Provided records:
- - - -

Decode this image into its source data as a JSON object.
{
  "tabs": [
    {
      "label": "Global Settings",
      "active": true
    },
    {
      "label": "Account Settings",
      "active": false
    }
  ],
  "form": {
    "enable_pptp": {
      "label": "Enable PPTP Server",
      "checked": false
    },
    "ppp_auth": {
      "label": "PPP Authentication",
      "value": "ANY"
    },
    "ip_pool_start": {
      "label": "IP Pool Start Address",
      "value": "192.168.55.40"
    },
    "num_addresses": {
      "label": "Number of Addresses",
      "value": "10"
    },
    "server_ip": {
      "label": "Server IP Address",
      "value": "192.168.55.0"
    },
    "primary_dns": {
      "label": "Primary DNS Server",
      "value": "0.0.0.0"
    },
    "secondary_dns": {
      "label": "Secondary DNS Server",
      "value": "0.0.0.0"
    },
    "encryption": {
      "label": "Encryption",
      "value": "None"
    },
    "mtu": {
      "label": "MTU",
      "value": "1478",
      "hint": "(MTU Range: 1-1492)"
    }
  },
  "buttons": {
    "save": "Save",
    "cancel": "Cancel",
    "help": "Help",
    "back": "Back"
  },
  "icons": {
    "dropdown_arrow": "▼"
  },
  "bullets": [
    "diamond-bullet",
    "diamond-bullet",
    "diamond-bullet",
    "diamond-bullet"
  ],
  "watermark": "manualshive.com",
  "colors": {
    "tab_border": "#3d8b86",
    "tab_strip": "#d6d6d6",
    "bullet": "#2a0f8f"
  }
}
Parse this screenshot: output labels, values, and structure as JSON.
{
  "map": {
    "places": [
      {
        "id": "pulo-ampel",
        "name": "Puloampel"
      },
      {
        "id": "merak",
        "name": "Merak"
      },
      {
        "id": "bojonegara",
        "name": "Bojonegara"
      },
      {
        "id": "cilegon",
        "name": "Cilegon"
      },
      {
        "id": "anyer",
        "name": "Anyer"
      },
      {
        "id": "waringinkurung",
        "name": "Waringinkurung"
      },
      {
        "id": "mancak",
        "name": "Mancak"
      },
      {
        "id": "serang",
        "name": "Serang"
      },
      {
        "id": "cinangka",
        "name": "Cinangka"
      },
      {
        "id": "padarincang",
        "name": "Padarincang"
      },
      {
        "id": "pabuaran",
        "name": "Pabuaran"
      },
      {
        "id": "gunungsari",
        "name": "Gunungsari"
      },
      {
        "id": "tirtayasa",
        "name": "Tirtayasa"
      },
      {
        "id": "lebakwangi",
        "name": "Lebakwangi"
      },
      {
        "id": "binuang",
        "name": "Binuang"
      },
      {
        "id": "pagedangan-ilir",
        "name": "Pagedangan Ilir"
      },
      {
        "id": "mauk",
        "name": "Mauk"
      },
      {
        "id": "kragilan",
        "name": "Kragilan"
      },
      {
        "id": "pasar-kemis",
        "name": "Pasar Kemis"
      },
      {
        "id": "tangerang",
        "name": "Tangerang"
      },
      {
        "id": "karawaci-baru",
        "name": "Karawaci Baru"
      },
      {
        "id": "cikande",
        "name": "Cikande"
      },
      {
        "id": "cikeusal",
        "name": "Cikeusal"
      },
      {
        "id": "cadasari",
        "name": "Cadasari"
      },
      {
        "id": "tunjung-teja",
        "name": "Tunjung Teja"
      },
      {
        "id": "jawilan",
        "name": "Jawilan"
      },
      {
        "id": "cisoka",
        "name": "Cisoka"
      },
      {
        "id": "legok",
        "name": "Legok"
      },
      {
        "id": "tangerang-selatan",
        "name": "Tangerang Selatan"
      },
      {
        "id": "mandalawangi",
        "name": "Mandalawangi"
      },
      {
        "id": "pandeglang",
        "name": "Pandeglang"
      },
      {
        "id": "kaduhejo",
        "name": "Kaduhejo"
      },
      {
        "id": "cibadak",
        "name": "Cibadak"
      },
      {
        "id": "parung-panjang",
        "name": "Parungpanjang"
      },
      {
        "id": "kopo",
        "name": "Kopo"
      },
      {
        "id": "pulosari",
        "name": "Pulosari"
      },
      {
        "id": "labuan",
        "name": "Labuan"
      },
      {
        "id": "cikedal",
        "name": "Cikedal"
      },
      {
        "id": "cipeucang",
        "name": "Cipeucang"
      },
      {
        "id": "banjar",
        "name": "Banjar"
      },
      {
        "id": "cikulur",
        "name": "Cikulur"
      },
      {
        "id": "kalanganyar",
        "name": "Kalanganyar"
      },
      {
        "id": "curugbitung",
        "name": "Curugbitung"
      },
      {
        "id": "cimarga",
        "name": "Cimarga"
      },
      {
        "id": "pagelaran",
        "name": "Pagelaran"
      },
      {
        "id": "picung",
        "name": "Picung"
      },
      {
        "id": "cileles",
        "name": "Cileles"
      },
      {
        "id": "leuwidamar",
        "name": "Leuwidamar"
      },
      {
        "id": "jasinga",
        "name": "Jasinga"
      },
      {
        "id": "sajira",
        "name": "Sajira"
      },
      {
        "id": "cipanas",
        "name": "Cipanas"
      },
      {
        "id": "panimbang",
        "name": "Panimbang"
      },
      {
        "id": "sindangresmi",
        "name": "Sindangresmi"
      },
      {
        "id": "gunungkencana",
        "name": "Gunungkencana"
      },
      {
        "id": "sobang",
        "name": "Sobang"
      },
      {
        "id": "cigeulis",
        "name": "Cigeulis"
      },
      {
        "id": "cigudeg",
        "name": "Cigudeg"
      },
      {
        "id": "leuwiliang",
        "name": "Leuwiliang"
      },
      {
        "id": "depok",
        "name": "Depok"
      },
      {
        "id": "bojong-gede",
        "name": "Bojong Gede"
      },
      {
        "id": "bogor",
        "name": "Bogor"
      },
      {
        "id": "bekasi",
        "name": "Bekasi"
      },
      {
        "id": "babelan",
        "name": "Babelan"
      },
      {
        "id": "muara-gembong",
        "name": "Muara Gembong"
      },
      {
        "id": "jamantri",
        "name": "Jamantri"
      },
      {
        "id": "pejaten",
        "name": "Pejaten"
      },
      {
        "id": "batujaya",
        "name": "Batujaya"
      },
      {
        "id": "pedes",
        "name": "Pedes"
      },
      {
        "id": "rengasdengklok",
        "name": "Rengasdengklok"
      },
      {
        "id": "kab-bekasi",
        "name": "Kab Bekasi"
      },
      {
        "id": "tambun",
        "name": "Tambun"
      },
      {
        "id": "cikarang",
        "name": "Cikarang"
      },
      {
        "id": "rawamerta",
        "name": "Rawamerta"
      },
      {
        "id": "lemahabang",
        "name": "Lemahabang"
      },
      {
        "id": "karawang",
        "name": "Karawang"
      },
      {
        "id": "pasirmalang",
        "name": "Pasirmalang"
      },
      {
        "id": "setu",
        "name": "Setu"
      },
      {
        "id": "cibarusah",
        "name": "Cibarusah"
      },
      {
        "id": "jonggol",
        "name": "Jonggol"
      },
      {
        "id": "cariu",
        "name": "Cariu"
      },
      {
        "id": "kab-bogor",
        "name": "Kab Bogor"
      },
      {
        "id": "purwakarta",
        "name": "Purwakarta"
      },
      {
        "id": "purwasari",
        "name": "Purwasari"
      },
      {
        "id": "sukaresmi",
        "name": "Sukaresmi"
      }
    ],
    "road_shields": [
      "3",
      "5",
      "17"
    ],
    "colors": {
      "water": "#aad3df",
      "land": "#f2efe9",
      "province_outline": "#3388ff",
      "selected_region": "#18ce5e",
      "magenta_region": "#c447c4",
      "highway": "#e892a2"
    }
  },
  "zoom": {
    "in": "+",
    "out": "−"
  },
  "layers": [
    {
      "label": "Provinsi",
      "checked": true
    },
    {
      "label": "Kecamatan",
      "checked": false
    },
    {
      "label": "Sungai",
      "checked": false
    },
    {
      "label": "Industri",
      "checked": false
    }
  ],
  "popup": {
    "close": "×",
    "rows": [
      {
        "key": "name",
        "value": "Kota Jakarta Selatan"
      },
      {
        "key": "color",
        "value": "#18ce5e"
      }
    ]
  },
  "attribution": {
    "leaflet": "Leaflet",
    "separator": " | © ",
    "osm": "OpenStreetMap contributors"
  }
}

- - - -

Task instructions: Show every line in the records above that contains the word "JSON".

Response:
Decode this image into its source data as a JSON object.
Parse this screenshot: output labels, values, and structure as JSON.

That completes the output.